§ Short exercise: Extract all lines containing "由题意知".

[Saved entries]
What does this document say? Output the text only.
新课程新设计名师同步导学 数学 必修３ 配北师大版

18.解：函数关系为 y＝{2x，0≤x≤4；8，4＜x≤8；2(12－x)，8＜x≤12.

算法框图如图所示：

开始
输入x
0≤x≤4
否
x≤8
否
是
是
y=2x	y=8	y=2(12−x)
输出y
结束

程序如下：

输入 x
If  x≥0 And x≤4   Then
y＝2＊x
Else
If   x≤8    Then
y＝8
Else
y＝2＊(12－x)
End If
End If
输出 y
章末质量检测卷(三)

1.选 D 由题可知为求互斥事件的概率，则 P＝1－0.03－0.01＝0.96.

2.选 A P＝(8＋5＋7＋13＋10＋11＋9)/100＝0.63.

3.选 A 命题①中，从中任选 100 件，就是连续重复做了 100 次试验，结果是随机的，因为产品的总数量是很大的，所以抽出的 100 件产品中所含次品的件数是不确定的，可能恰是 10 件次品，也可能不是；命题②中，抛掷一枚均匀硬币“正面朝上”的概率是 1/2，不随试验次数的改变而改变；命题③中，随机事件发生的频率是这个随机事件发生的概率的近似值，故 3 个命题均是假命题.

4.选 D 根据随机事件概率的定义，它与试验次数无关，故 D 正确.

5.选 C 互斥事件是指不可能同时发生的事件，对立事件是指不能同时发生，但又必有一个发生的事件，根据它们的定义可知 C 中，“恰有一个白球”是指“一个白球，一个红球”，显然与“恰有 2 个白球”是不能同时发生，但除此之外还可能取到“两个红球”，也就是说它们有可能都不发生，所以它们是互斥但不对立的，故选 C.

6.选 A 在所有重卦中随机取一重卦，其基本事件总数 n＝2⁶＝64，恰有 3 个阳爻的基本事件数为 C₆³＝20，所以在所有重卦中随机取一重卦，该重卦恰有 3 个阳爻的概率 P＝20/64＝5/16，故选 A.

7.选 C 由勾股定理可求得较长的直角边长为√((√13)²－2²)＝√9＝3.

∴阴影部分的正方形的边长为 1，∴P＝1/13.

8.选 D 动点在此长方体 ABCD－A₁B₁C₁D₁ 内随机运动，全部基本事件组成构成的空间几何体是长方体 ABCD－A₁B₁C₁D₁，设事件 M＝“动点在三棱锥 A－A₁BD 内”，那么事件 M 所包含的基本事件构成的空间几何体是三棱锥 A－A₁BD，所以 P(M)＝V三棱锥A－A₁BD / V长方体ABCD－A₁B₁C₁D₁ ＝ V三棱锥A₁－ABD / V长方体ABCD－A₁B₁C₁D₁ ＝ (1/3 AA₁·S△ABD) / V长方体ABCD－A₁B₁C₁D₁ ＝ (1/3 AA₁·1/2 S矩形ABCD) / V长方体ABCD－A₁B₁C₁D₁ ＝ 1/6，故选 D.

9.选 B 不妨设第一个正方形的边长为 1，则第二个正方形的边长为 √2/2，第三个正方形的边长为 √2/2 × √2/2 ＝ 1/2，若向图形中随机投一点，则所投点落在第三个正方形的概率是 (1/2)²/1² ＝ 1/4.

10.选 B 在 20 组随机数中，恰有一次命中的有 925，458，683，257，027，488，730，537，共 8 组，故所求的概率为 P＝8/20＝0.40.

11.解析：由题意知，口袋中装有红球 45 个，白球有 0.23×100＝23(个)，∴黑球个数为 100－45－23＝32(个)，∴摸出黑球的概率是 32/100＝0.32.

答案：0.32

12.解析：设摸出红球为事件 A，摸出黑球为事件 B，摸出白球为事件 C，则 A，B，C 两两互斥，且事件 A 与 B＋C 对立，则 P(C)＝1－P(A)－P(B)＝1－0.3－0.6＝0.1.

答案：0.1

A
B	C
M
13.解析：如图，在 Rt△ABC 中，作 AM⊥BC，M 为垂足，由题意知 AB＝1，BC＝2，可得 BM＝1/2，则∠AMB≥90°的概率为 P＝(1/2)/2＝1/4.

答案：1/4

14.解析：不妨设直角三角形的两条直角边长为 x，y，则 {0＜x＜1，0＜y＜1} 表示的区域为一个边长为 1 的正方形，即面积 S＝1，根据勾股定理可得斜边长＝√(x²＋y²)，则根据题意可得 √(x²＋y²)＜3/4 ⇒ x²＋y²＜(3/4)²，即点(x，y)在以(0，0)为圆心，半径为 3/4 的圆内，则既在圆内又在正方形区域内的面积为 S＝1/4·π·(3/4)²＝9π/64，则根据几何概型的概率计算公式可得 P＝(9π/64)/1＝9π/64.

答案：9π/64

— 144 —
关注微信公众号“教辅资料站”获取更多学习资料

§ Result of this task:
11.解析：由题意知，口袋中装有红球 45 个，白球有 0.23×100＝23(个)，∴黑球个数为 100－45－23＝32(个)，∴摸出黑球的概率是 32/100＝0.32.
13.解析：如图，在 Rt△ABC 中，作 AM⊥BC，M 为垂足，由题意知 AB＝1，BC＝2，可得 BM＝1/2，则∠AMB≥90°的概率为 P＝(1/2)/2＝1/4.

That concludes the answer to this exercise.